**What to work on**
Pick out each line containing the string "Maggie" and copy it.

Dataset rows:
((

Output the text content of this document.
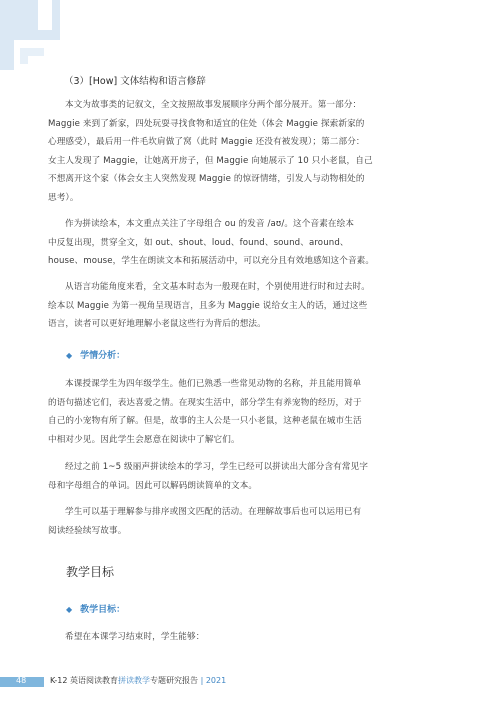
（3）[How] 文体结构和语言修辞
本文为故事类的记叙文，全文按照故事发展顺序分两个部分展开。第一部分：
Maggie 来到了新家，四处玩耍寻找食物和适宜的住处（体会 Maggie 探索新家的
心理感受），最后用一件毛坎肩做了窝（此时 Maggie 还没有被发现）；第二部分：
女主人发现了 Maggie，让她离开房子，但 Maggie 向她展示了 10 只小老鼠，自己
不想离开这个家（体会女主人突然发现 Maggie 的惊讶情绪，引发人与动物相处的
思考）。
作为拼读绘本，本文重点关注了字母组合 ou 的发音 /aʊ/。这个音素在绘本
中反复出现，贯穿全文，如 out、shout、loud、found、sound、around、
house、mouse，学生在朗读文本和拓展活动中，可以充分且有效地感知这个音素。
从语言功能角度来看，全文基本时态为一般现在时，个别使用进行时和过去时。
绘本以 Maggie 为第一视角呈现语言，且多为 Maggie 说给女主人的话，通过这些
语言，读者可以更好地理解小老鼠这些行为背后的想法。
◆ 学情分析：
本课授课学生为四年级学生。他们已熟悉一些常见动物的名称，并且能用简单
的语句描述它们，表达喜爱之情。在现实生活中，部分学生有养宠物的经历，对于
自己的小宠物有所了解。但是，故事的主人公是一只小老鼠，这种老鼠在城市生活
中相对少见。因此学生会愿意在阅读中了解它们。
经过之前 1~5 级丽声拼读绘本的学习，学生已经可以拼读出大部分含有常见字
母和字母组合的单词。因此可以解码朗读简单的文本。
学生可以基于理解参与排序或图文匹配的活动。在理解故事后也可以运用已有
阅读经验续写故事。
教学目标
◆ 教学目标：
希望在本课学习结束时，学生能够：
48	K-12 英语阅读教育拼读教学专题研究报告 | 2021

))

**Expected answer**
Maggie 来到了新家，四处玩耍寻找食物和适宜的住处（体会 Maggie 探索新家的
心理感受），最后用一件毛坎肩做了窝（此时 Maggie 还没有被发现）；第二部分：
女主人发现了 Maggie，让她离开房子，但 Maggie 向她展示了 10 只小老鼠，自己
不想离开这个家（体会女主人突然发现 Maggie 的惊讶情绪，引发人与动物相处的
绘本以 Maggie 为第一视角呈现语言，且多为 Maggie 说给女主人的话，通过这些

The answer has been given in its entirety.